● Written exercise
Tell me how many lines hold "lesquelles", please, using only the number.

● Data provided
· · · · · · ·

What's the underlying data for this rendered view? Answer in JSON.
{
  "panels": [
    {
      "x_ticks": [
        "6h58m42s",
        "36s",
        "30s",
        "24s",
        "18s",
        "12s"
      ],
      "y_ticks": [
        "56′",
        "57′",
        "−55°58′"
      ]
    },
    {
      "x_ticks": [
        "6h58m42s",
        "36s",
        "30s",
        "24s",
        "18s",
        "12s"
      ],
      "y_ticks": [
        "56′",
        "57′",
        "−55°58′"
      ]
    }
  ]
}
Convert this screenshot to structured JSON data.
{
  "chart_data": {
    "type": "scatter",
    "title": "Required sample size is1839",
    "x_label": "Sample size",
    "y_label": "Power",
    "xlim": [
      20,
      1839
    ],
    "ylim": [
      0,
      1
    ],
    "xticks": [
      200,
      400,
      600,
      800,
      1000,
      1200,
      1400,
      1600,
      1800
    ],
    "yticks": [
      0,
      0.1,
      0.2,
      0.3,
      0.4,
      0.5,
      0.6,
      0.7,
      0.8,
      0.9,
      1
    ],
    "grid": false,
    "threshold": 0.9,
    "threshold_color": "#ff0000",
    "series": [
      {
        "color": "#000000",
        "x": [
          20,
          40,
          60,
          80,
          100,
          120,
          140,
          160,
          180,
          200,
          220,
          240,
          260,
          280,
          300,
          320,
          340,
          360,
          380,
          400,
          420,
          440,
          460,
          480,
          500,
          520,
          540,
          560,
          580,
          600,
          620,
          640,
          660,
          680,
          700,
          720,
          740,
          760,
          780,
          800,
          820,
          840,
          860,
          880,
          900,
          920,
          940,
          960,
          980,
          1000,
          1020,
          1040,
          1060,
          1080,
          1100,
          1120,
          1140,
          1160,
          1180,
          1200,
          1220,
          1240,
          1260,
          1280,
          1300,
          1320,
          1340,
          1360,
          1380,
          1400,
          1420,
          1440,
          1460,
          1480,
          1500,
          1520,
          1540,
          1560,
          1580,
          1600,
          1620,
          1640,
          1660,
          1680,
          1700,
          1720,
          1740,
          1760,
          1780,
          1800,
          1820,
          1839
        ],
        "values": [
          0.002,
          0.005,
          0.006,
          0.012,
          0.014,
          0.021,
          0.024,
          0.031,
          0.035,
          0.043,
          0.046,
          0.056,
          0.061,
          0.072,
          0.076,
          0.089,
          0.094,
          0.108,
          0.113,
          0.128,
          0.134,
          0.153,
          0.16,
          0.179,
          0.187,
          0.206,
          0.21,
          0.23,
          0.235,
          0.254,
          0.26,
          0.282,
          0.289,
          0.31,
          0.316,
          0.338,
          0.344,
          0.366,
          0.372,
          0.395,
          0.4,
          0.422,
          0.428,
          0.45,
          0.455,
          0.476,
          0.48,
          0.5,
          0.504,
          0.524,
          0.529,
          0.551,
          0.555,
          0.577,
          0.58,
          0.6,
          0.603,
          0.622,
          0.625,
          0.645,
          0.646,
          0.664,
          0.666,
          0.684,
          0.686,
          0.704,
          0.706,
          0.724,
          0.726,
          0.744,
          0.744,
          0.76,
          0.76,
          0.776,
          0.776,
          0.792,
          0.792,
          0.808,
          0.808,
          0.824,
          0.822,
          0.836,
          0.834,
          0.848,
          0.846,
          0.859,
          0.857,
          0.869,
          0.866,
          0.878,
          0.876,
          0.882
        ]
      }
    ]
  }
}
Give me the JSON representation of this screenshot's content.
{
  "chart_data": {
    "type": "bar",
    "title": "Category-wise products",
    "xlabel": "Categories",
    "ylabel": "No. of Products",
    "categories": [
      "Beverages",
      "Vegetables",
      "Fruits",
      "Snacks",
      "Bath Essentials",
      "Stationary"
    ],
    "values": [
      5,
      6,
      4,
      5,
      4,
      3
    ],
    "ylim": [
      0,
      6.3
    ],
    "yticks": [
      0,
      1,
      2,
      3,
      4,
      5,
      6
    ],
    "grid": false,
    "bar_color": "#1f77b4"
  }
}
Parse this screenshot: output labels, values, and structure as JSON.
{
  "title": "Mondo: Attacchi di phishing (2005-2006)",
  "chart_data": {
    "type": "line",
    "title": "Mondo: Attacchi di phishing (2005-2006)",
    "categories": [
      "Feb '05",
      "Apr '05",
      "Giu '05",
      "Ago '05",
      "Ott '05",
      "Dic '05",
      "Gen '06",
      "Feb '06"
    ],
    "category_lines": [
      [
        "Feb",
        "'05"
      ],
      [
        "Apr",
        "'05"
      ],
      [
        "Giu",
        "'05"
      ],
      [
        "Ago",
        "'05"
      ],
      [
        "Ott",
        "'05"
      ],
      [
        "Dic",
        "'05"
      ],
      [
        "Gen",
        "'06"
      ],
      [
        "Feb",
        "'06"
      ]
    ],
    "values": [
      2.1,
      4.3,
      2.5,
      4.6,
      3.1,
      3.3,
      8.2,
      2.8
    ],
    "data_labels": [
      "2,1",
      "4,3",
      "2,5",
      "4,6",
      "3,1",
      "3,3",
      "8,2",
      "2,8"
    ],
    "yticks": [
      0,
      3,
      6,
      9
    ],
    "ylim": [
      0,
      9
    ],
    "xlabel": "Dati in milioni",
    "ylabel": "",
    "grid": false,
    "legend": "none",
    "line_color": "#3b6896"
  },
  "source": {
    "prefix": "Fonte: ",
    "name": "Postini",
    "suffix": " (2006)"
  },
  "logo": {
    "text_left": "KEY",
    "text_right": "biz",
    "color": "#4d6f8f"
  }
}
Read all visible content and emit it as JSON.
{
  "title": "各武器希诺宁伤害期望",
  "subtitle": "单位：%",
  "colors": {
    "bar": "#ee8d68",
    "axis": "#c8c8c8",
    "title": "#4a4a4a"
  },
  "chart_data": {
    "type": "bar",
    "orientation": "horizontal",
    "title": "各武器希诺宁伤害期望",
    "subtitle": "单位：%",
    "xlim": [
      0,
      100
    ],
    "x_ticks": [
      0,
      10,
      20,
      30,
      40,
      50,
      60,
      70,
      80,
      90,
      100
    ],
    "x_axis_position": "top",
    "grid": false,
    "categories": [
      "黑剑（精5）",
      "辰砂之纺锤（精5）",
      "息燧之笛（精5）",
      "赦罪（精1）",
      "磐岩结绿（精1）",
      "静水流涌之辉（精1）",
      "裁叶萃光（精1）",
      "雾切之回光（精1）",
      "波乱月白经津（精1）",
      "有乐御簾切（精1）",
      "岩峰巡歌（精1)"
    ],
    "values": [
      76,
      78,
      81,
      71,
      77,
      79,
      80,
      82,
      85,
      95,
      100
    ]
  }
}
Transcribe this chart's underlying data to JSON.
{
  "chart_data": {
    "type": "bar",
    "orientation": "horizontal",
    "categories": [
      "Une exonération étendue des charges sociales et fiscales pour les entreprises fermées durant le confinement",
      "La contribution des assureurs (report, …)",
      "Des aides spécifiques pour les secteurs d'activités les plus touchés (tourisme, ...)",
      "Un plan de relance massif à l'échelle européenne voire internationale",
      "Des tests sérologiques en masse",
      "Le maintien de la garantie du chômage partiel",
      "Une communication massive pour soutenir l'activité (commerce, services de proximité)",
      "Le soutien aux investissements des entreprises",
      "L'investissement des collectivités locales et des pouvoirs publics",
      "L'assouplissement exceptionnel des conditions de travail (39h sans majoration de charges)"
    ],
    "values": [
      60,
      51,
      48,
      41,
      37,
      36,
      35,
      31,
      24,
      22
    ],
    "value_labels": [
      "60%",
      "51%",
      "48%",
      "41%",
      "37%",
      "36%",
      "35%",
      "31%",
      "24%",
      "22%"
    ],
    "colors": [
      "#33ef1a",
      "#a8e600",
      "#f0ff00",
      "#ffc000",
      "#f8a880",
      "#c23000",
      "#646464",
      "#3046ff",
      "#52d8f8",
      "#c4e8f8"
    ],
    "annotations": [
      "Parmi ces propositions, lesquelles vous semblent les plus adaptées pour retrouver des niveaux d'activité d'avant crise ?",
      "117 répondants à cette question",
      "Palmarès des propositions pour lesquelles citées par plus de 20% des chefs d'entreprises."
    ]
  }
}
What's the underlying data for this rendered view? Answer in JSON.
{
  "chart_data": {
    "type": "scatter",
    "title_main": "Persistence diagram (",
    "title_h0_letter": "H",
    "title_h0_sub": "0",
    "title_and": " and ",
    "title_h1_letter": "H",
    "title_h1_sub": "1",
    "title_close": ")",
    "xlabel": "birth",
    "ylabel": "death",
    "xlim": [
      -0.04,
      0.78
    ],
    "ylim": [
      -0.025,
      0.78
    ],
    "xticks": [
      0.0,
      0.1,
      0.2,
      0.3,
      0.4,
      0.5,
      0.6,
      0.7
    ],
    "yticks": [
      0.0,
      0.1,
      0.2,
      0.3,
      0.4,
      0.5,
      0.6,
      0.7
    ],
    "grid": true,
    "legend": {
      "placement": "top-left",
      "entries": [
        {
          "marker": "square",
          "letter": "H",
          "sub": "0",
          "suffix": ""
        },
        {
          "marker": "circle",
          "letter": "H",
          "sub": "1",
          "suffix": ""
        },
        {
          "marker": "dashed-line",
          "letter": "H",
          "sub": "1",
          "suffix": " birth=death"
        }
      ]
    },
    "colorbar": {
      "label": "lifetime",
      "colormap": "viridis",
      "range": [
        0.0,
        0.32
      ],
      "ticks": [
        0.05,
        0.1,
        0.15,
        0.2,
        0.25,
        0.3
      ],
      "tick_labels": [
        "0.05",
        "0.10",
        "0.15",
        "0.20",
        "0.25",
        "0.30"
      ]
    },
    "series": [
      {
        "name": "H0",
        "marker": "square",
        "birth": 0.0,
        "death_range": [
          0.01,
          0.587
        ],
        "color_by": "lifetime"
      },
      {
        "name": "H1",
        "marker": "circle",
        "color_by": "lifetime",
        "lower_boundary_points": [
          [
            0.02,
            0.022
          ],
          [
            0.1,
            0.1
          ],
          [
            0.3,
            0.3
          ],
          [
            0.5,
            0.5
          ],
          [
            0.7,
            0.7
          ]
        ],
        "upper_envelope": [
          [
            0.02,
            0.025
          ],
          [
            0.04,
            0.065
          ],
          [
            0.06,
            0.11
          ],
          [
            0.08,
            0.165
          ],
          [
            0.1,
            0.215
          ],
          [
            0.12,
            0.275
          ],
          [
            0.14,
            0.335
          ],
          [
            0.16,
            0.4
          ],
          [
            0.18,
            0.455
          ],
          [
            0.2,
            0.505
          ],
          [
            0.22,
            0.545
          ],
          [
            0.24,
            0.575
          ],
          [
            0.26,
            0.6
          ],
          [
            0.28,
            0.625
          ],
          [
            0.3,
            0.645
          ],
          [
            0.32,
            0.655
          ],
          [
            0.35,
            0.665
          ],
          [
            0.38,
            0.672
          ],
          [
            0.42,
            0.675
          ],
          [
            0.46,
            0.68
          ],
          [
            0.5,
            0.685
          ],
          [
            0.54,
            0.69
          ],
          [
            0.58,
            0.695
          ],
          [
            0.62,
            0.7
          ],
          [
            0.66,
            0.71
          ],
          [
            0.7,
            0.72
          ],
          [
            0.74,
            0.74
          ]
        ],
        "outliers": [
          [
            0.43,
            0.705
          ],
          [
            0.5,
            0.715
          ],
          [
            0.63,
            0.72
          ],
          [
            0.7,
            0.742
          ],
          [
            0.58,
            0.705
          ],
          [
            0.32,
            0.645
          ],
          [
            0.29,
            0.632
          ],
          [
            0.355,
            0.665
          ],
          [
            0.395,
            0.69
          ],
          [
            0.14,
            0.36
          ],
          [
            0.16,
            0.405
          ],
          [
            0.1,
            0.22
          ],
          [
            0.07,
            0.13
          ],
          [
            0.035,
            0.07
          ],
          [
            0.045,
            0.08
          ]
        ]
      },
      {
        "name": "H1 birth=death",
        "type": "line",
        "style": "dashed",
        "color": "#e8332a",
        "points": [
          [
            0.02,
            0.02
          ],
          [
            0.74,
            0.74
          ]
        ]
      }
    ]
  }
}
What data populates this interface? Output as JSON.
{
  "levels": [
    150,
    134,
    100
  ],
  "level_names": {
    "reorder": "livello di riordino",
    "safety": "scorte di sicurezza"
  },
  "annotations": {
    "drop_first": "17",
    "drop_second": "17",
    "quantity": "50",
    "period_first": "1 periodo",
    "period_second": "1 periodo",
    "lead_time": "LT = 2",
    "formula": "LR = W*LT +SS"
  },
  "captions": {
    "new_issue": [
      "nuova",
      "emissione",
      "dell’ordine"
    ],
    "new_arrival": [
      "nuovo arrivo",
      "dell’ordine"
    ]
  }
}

· · · · · · ·

● Result
2